Figure content listings:
▼

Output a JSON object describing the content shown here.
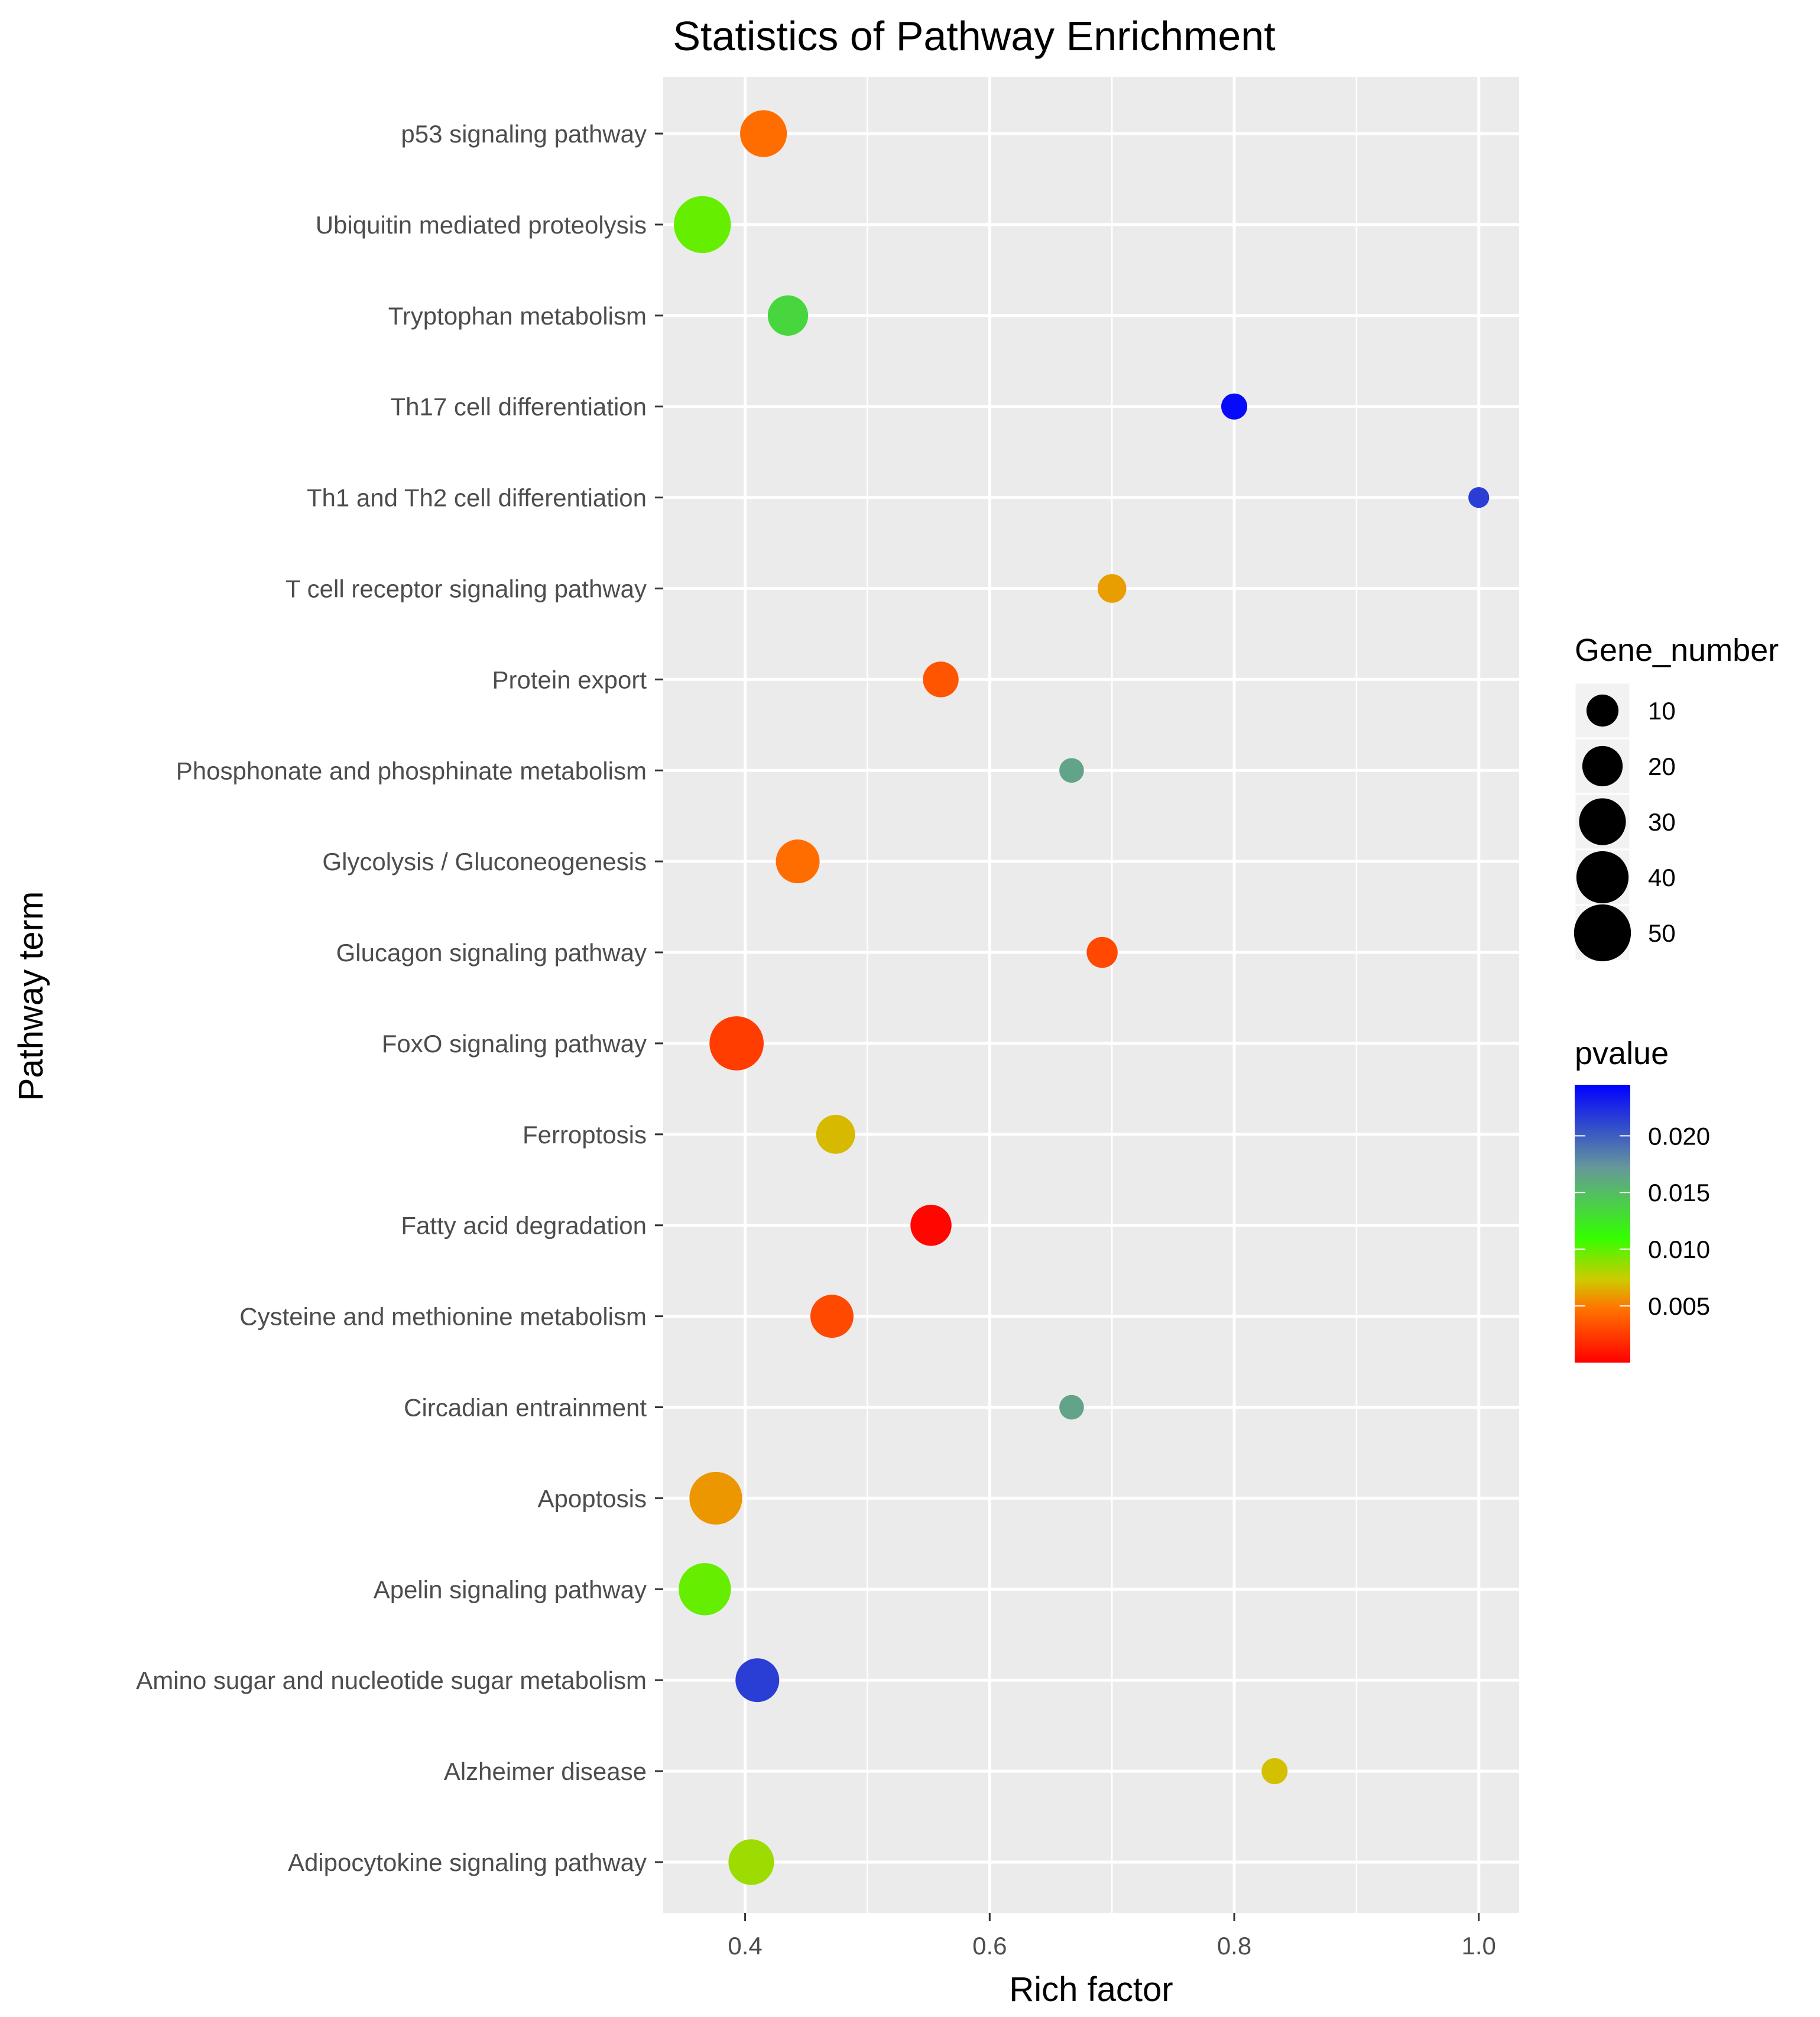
{
  "chart_data": {
    "type": "scatter",
    "title": "Statistics of Pathway Enrichment",
    "xlabel": "Rich factor",
    "ylabel": "Pathway term",
    "xlim": [
      0.333,
      1.033
    ],
    "x_ticks": [
      {
        "value": 0.4,
        "label": "0.4"
      },
      {
        "value": 0.6,
        "label": "0.6"
      },
      {
        "value": 0.8,
        "label": "0.8"
      },
      {
        "value": 1.0,
        "label": "1.0"
      }
    ],
    "grid": true,
    "points": [
      {
        "term": "p53 signaling pathway",
        "rich_factor": 0.415,
        "gene_number": 30,
        "pvalue": 0.0045
      },
      {
        "term": "Ubiquitin mediated proteolysis",
        "rich_factor": 0.365,
        "gene_number": 50,
        "pvalue": 0.0098
      },
      {
        "term": "Tryptophan metabolism",
        "rich_factor": 0.435,
        "gene_number": 20,
        "pvalue": 0.0135
      },
      {
        "term": "Th17 cell differentiation",
        "rich_factor": 0.8,
        "gene_number": 5,
        "pvalue": 0.024
      },
      {
        "term": "Th1 and Th2 cell differentiation",
        "rich_factor": 1.0,
        "gene_number": 2,
        "pvalue": 0.0215
      },
      {
        "term": "T cell receptor signaling pathway",
        "rich_factor": 0.7,
        "gene_number": 7,
        "pvalue": 0.006
      },
      {
        "term": "Protein export",
        "rich_factor": 0.56,
        "gene_number": 14,
        "pvalue": 0.0035
      },
      {
        "term": "Phosphonate and phosphinate metabolism",
        "rich_factor": 0.667,
        "gene_number": 4,
        "pvalue": 0.0165
      },
      {
        "term": "Glycolysis / Gluconeogenesis",
        "rich_factor": 0.443,
        "gene_number": 25,
        "pvalue": 0.0045
      },
      {
        "term": "Glucagon signaling pathway",
        "rich_factor": 0.692,
        "gene_number": 9,
        "pvalue": 0.003
      },
      {
        "term": "FoxO signaling pathway",
        "rich_factor": 0.393,
        "gene_number": 44,
        "pvalue": 0.0025
      },
      {
        "term": "Ferroptosis",
        "rich_factor": 0.474,
        "gene_number": 18,
        "pvalue": 0.0068
      },
      {
        "term": "Fatty acid degradation",
        "rich_factor": 0.552,
        "gene_number": 21,
        "pvalue": 0.0003
      },
      {
        "term": "Cysteine and methionine metabolism",
        "rich_factor": 0.471,
        "gene_number": 24,
        "pvalue": 0.003
      },
      {
        "term": "Circadian entrainment",
        "rich_factor": 0.667,
        "gene_number": 4,
        "pvalue": 0.0165
      },
      {
        "term": "Apoptosis",
        "rich_factor": 0.376,
        "gene_number": 41,
        "pvalue": 0.0058
      },
      {
        "term": "Apelin signaling pathway",
        "rich_factor": 0.367,
        "gene_number": 40,
        "pvalue": 0.0098
      },
      {
        "term": "Amino sugar and nucleotide sugar metabolism",
        "rich_factor": 0.41,
        "gene_number": 25,
        "pvalue": 0.0215
      },
      {
        "term": "Alzheimer disease",
        "rich_factor": 0.833,
        "gene_number": 5,
        "pvalue": 0.007
      },
      {
        "term": "Adipocytokine signaling pathway",
        "rich_factor": 0.405,
        "gene_number": 28,
        "pvalue": 0.0085
      }
    ],
    "size_legend": {
      "title": "Gene_number",
      "values": [
        {
          "value": 10,
          "label": "10"
        },
        {
          "value": 20,
          "label": "20"
        },
        {
          "value": 30,
          "label": "30"
        },
        {
          "value": 40,
          "label": "40"
        },
        {
          "value": 50,
          "label": "50"
        }
      ]
    },
    "color_legend": {
      "title": "pvalue",
      "range": [
        0,
        0.0245
      ],
      "low_color": "#ff0000",
      "mid_color": "#00ff00",
      "high_color": "#0000ff",
      "ticks": [
        {
          "value": 0.02,
          "label": "0.020"
        },
        {
          "value": 0.015,
          "label": "0.015"
        },
        {
          "value": 0.01,
          "label": "0.010"
        },
        {
          "value": 0.005,
          "label": "0.005"
        }
      ]
    },
    "colors": {
      "panel_bg": "#ebebeb",
      "grid_major": "#ffffff",
      "text": "#4d4d4d"
    }
  }
}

▲

To do: Copy, from the lines above, each one that holds "cell".

Solution to this problem:
        "term": "Th17 cell differentiation",
        "term": "Th1 and Th2 cell differentiation",
        "term": "T cell receptor signaling pathway",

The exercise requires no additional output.